— start of EXTRACTED MATERIAL —

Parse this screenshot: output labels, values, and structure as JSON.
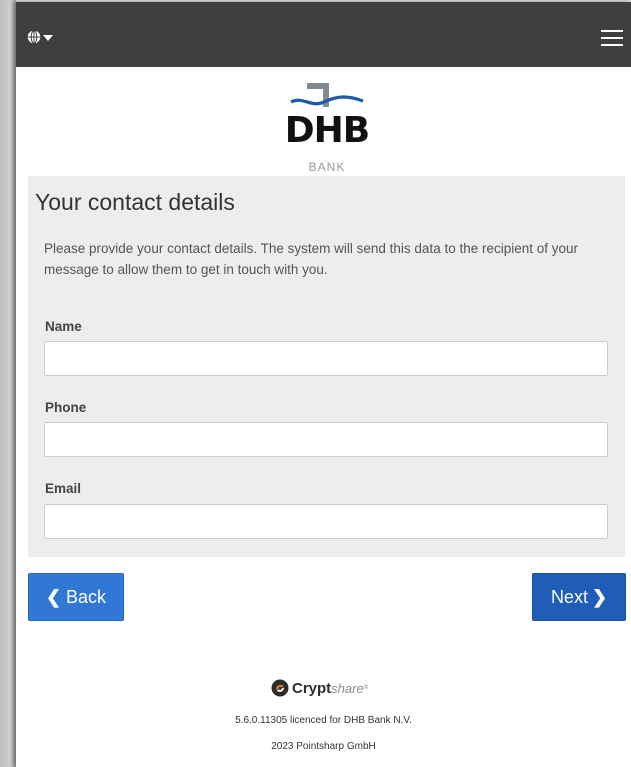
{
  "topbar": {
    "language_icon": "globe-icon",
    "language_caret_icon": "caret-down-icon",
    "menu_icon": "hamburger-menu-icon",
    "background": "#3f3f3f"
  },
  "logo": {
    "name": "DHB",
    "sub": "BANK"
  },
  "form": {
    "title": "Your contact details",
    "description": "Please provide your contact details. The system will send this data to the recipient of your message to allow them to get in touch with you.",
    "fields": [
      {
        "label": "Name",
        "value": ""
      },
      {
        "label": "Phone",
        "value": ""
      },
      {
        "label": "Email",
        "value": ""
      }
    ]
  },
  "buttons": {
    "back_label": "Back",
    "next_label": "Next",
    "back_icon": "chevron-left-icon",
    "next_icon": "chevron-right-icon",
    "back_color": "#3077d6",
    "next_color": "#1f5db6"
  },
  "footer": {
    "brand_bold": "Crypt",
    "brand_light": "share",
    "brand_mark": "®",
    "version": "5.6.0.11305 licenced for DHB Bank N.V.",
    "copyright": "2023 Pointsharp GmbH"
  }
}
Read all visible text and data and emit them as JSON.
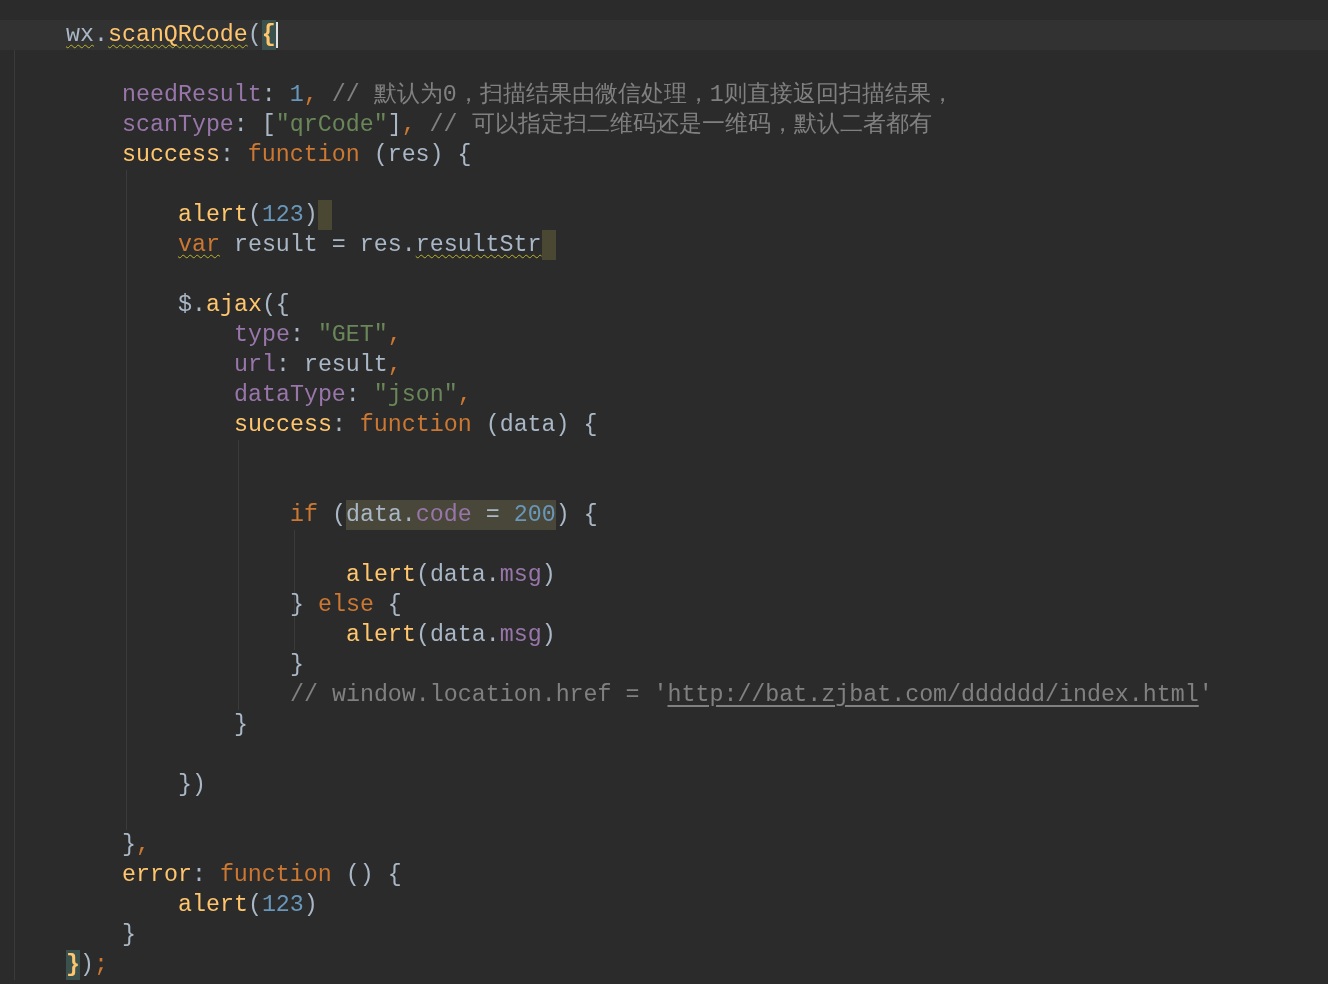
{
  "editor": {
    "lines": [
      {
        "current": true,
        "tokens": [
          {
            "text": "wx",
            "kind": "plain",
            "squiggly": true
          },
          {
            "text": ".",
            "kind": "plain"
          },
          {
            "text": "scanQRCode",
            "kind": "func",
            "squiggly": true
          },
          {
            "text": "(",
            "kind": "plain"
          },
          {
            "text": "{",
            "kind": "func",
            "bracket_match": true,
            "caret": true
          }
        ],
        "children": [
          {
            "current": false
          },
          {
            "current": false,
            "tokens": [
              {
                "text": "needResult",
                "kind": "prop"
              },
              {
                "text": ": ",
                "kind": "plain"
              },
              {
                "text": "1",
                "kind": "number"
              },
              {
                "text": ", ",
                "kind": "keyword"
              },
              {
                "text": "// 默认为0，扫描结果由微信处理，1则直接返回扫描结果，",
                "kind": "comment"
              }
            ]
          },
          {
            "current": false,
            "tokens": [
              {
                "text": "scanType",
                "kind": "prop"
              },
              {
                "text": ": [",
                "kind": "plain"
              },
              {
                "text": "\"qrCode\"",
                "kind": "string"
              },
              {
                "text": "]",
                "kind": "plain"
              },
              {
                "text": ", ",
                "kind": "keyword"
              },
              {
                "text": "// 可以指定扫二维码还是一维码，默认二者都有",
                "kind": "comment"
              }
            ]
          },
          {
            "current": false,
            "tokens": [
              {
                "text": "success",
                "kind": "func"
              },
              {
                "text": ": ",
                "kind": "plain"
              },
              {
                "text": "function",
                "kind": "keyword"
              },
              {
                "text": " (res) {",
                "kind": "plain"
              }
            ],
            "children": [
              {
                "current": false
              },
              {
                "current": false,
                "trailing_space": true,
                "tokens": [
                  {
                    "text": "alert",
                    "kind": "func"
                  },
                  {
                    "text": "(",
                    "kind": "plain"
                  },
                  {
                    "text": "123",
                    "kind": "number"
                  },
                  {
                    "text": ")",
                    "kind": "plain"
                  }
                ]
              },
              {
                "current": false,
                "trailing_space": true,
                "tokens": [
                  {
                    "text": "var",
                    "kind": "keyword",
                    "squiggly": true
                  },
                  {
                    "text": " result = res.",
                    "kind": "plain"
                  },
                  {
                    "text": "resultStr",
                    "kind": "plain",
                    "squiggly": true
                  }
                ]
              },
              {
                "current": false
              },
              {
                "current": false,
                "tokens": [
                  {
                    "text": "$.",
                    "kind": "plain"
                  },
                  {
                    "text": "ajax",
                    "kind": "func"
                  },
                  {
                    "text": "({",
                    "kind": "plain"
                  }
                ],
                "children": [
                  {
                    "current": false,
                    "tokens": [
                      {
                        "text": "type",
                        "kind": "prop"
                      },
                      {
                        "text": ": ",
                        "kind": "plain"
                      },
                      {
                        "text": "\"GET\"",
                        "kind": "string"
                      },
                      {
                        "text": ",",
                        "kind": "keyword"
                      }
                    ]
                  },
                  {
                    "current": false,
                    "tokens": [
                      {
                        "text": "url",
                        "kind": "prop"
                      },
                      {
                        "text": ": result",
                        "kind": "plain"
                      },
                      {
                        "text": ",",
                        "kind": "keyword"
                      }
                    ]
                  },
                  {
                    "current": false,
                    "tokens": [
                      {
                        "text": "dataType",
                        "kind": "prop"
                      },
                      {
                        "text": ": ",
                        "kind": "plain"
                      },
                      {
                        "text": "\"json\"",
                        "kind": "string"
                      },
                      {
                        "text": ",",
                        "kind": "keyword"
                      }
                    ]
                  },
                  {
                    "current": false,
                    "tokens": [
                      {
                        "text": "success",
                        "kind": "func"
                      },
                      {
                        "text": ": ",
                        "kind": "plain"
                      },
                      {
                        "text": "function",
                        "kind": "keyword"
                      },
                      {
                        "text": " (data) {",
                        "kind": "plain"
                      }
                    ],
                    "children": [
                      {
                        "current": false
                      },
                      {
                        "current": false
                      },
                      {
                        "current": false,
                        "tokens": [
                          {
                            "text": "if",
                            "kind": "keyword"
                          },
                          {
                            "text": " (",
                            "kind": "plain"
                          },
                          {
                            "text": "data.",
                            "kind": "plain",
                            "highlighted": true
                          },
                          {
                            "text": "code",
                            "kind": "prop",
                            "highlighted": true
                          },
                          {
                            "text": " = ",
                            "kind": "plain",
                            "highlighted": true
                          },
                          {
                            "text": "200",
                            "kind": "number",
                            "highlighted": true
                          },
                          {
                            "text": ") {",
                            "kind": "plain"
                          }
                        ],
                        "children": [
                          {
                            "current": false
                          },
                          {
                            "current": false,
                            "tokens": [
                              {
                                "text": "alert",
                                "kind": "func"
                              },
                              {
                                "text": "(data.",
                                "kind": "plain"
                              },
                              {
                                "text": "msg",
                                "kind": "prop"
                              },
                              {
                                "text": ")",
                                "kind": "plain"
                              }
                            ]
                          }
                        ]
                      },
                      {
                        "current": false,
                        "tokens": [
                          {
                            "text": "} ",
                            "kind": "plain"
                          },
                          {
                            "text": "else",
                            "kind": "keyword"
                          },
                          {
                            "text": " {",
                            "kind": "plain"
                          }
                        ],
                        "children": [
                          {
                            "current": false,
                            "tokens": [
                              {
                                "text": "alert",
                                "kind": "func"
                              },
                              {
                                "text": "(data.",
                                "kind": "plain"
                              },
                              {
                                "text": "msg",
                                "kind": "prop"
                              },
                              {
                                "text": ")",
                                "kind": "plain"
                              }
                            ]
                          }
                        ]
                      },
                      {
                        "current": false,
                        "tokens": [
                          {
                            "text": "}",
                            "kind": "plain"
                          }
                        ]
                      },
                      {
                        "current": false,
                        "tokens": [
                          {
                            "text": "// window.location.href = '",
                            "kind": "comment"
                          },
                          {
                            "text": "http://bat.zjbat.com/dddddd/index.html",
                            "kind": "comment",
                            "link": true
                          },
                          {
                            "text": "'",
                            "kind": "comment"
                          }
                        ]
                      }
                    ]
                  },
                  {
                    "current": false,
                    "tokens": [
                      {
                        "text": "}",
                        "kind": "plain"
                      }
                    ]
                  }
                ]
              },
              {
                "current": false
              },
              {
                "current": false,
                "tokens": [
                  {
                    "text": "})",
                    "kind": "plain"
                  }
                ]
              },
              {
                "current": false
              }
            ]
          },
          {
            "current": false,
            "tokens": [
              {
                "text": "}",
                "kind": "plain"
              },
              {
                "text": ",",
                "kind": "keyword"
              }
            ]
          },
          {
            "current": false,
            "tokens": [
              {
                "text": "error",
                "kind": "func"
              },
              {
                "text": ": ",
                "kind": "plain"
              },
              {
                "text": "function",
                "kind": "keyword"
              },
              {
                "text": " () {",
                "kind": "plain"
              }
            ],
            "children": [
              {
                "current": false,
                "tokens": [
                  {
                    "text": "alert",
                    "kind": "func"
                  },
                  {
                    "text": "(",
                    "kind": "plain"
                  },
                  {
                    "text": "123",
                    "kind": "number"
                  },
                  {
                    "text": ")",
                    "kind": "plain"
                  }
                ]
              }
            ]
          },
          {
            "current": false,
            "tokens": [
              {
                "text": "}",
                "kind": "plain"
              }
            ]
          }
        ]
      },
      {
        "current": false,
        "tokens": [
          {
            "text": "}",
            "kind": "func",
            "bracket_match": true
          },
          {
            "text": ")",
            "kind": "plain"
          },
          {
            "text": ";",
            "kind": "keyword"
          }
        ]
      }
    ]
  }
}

— end of EXTRACTED MATERIAL —
— start of EXTRACTED MATERIAL —

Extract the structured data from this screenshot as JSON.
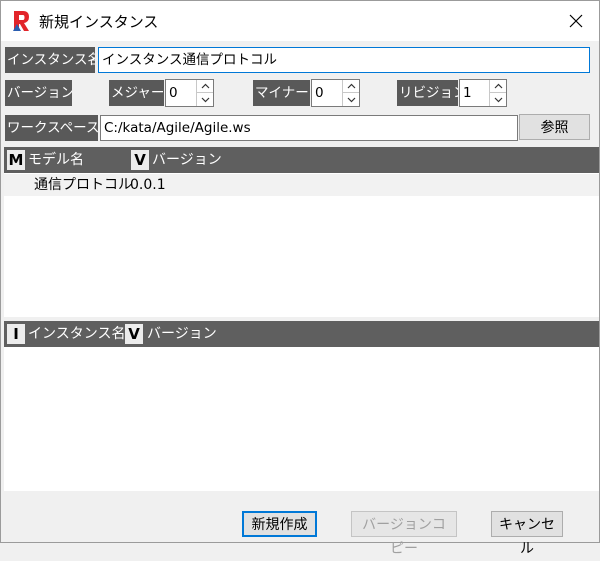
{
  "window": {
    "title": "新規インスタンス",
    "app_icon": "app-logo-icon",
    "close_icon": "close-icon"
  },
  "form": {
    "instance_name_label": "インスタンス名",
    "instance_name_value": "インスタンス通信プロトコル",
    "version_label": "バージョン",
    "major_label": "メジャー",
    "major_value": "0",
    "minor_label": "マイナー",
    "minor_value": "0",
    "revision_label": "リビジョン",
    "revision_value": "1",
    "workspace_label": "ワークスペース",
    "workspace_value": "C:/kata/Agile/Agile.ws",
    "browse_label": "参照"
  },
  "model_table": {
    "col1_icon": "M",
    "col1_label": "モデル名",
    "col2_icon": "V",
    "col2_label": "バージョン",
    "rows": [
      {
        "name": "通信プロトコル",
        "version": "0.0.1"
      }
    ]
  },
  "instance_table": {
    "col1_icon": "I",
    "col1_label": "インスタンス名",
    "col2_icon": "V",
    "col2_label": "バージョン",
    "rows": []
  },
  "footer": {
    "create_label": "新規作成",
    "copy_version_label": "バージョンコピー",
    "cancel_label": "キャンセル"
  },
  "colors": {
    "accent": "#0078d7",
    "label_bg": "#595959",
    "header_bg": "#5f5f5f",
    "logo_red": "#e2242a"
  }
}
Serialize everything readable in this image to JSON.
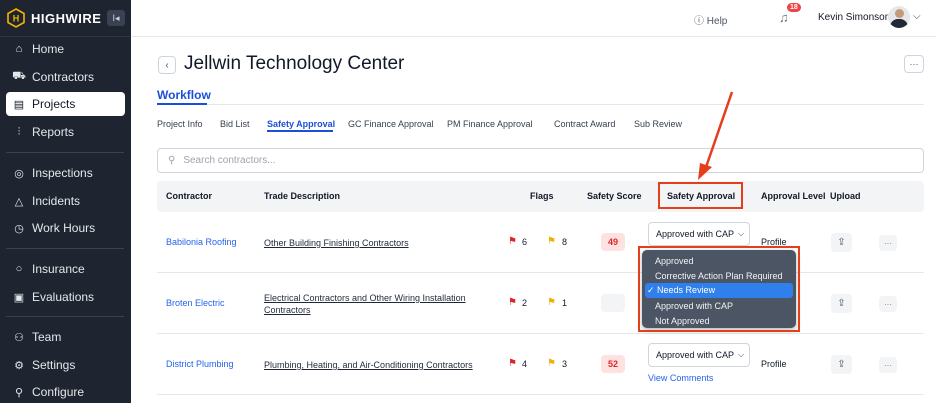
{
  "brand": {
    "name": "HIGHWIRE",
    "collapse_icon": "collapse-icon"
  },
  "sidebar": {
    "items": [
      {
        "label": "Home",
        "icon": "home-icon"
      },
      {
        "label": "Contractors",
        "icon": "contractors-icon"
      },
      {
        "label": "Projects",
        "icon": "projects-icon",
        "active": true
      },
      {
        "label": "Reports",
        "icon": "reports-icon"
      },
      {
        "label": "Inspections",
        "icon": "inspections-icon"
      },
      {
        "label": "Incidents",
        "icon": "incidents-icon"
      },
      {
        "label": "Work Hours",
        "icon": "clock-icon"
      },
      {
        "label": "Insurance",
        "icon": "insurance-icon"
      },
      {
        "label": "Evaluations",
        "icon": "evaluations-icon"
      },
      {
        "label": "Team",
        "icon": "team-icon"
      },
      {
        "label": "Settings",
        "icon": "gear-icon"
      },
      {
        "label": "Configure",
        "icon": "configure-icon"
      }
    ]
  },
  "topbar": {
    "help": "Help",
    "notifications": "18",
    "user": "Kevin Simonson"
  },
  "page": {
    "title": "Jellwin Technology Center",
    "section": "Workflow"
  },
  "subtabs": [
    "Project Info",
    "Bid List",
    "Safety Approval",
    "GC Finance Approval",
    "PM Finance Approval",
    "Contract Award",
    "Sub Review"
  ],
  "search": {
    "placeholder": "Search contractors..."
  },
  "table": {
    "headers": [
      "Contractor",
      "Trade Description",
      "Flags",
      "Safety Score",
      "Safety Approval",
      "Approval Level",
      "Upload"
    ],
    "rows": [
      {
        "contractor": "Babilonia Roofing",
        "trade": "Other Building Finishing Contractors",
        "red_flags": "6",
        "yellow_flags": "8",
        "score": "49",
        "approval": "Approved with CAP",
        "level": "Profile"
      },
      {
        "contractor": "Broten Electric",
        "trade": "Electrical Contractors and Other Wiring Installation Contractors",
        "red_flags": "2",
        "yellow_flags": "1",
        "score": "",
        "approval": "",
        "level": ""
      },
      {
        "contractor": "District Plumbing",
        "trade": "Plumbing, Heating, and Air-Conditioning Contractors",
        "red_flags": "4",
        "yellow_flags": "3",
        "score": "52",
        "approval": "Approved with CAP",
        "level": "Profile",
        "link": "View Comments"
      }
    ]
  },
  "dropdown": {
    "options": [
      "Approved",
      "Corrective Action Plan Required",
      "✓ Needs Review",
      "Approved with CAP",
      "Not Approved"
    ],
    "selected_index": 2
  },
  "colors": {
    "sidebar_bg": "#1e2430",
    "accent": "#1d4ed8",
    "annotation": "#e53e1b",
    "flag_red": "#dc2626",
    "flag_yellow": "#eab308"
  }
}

— end of EXTRACTED MATERIAL —

§ **WHAT THE EXERCISE ASKS**: In the material above, find each line that contains the word "with", and select it.

§ **EXERCISE OUTPUT**:
    "description": "Please provide your contact details. The system will send this data to the recipient of your message to allow them to get in touch with you.",
        "approval": "Approved with CAP",
        "approval": "Approved with CAP",
      "Approved with CAP",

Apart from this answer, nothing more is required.